_ITEMS_

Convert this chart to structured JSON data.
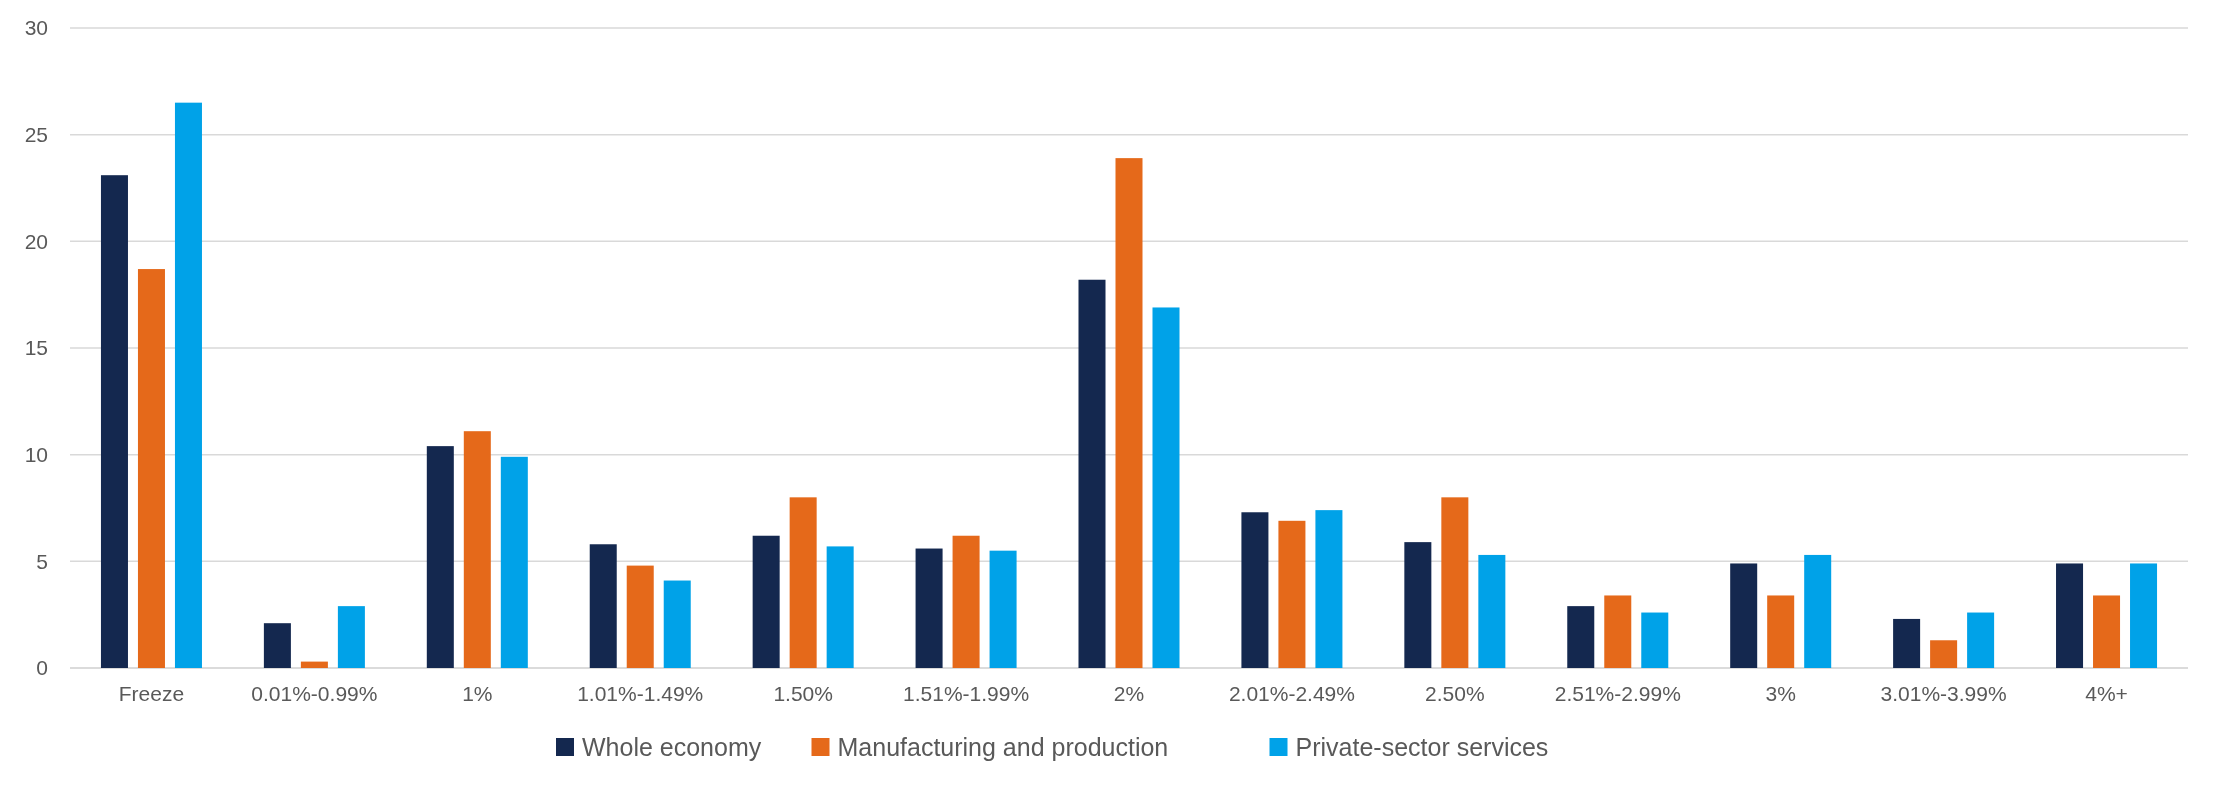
{
  "chart_data": {
    "type": "bar",
    "categories": [
      "Freeze",
      "0.01%-0.99%",
      "1%",
      "1.01%-1.49%",
      "1.50%",
      "1.51%-1.99%",
      "2%",
      "2.01%-2.49%",
      "2.50%",
      "2.51%-2.99%",
      "3%",
      "3.01%-3.99%",
      "4%+"
    ],
    "series": [
      {
        "name": "Whole economy",
        "color": "#14284f",
        "values": [
          23.1,
          2.1,
          10.4,
          5.8,
          6.2,
          5.6,
          18.2,
          7.3,
          5.9,
          2.9,
          4.9,
          2.3,
          4.9
        ]
      },
      {
        "name": "Manufacturing and production",
        "color": "#e5691a",
        "values": [
          18.7,
          0.3,
          11.1,
          4.8,
          8.0,
          6.2,
          23.9,
          6.9,
          8.0,
          3.4,
          3.4,
          1.3,
          3.4
        ]
      },
      {
        "name": "Private-sector services",
        "color": "#00a2e8",
        "values": [
          26.5,
          2.9,
          9.9,
          4.1,
          5.7,
          5.5,
          16.9,
          7.4,
          5.3,
          2.6,
          5.3,
          2.6,
          4.9
        ]
      }
    ],
    "ylim": [
      0,
      30
    ],
    "yticks": [
      0,
      5,
      10,
      15,
      20,
      25,
      30
    ],
    "grid": "y",
    "legend": "bottom"
  }
}
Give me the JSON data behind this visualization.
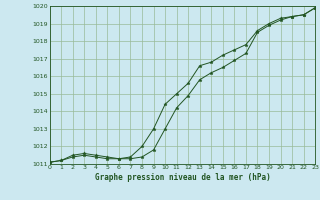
{
  "title": "Graphe pression niveau de la mer (hPa)",
  "background_color": "#cce8f0",
  "grid_color": "#99bb99",
  "line_color": "#225522",
  "marker_color": "#225522",
  "xmin": 0,
  "xmax": 23,
  "ymin": 1011,
  "ymax": 1020,
  "x_ticks": [
    0,
    1,
    2,
    3,
    4,
    5,
    6,
    7,
    8,
    9,
    10,
    11,
    12,
    13,
    14,
    15,
    16,
    17,
    18,
    19,
    20,
    21,
    22,
    23
  ],
  "y_ticks": [
    1011,
    1012,
    1013,
    1014,
    1015,
    1016,
    1017,
    1018,
    1019,
    1020
  ],
  "line1_x": [
    0,
    1,
    2,
    3,
    4,
    5,
    6,
    7,
    8,
    9,
    10,
    11,
    12,
    13,
    14,
    15,
    16,
    17,
    18,
    19,
    20,
    21,
    22,
    23
  ],
  "line1_y": [
    1011.1,
    1011.2,
    1011.4,
    1011.5,
    1011.4,
    1011.3,
    1011.3,
    1011.3,
    1011.4,
    1011.8,
    1013.0,
    1014.2,
    1014.9,
    1015.8,
    1016.2,
    1016.5,
    1016.9,
    1017.3,
    1018.5,
    1018.9,
    1019.2,
    1019.4,
    1019.5,
    1019.9
  ],
  "line2_x": [
    0,
    1,
    2,
    3,
    4,
    5,
    6,
    7,
    8,
    9,
    10,
    11,
    12,
    13,
    14,
    15,
    16,
    17,
    18,
    19,
    20,
    21,
    22,
    23
  ],
  "line2_y": [
    1011.1,
    1011.2,
    1011.5,
    1011.6,
    1011.5,
    1011.4,
    1011.3,
    1011.4,
    1012.0,
    1013.0,
    1014.4,
    1015.0,
    1015.6,
    1016.6,
    1016.8,
    1017.2,
    1017.5,
    1017.8,
    1018.6,
    1019.0,
    1019.3,
    1019.4,
    1019.5,
    1019.9
  ]
}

_REQUIRED WORK_
Copy the listing in full and without alteration, omitting every picture.

_RESULT OF THE TASK_
Convert this chart to structured JSON data.
{
  "chart_data": {
    "type": "bar",
    "categories": [
      "Freeze",
      "0.01%-0.99%",
      "1%",
      "1.01%-1.49%",
      "1.50%",
      "1.51%-1.99%",
      "2%",
      "2.01%-2.49%",
      "2.50%",
      "2.51%-2.99%",
      "3%",
      "3.01%-3.99%",
      "4%+"
    ],
    "series": [
      {
        "name": "Whole economy",
        "color": "#14284f",
        "values": [
          23.1,
          2.1,
          10.4,
          5.8,
          6.2,
          5.6,
          18.2,
          7.3,
          5.9,
          2.9,
          4.9,
          2.3,
          4.9
        ]
      },
      {
        "name": "Manufacturing and production",
        "color": "#e5691a",
        "values": [
          18.7,
          0.3,
          11.1,
          4.8,
          8.0,
          6.2,
          23.9,
          6.9,
          8.0,
          3.4,
          3.4,
          1.3,
          3.4
        ]
      },
      {
        "name": "Private-sector services",
        "color": "#00a2e8",
        "values": [
          26.5,
          2.9,
          9.9,
          4.1,
          5.7,
          5.5,
          16.9,
          7.4,
          5.3,
          2.6,
          5.3,
          2.6,
          4.9
        ]
      }
    ],
    "ylim": [
      0,
      30
    ],
    "yticks": [
      0,
      5,
      10,
      15,
      20,
      25,
      30
    ],
    "grid": "y",
    "legend": "bottom"
  }
}
Give me the JSON data behind this visualization.
{
  "title": "Graphe pression niveau de la mer (hPa)",
  "background_color": "#cce8f0",
  "grid_color": "#99bb99",
  "line_color": "#225522",
  "marker_color": "#225522",
  "xmin": 0,
  "xmax": 23,
  "ymin": 1011,
  "ymax": 1020,
  "x_ticks": [
    0,
    1,
    2,
    3,
    4,
    5,
    6,
    7,
    8,
    9,
    10,
    11,
    12,
    13,
    14,
    15,
    16,
    17,
    18,
    19,
    20,
    21,
    22,
    23
  ],
  "y_ticks": [
    1011,
    1012,
    1013,
    1014,
    1015,
    1016,
    1017,
    1018,
    1019,
    1020
  ],
  "line1_x": [
    0,
    1,
    2,
    3,
    4,
    5,
    6,
    7,
    8,
    9,
    10,
    11,
    12,
    13,
    14,
    15,
    16,
    17,
    18,
    19,
    20,
    21,
    22,
    23
  ],
  "line1_y": [
    1011.1,
    1011.2,
    1011.4,
    1011.5,
    1011.4,
    1011.3,
    1011.3,
    1011.3,
    1011.4,
    1011.8,
    1013.0,
    1014.2,
    1014.9,
    1015.8,
    1016.2,
    1016.5,
    1016.9,
    1017.3,
    1018.5,
    1018.9,
    1019.2,
    1019.4,
    1019.5,
    1019.9
  ],
  "line2_x": [
    0,
    1,
    2,
    3,
    4,
    5,
    6,
    7,
    8,
    9,
    10,
    11,
    12,
    13,
    14,
    15,
    16,
    17,
    18,
    19,
    20,
    21,
    22,
    23
  ],
  "line2_y": [
    1011.1,
    1011.2,
    1011.5,
    1011.6,
    1011.5,
    1011.4,
    1011.3,
    1011.4,
    1012.0,
    1013.0,
    1014.4,
    1015.0,
    1015.6,
    1016.6,
    1016.8,
    1017.2,
    1017.5,
    1017.8,
    1018.6,
    1019.0,
    1019.3,
    1019.4,
    1019.5,
    1019.9
  ]
}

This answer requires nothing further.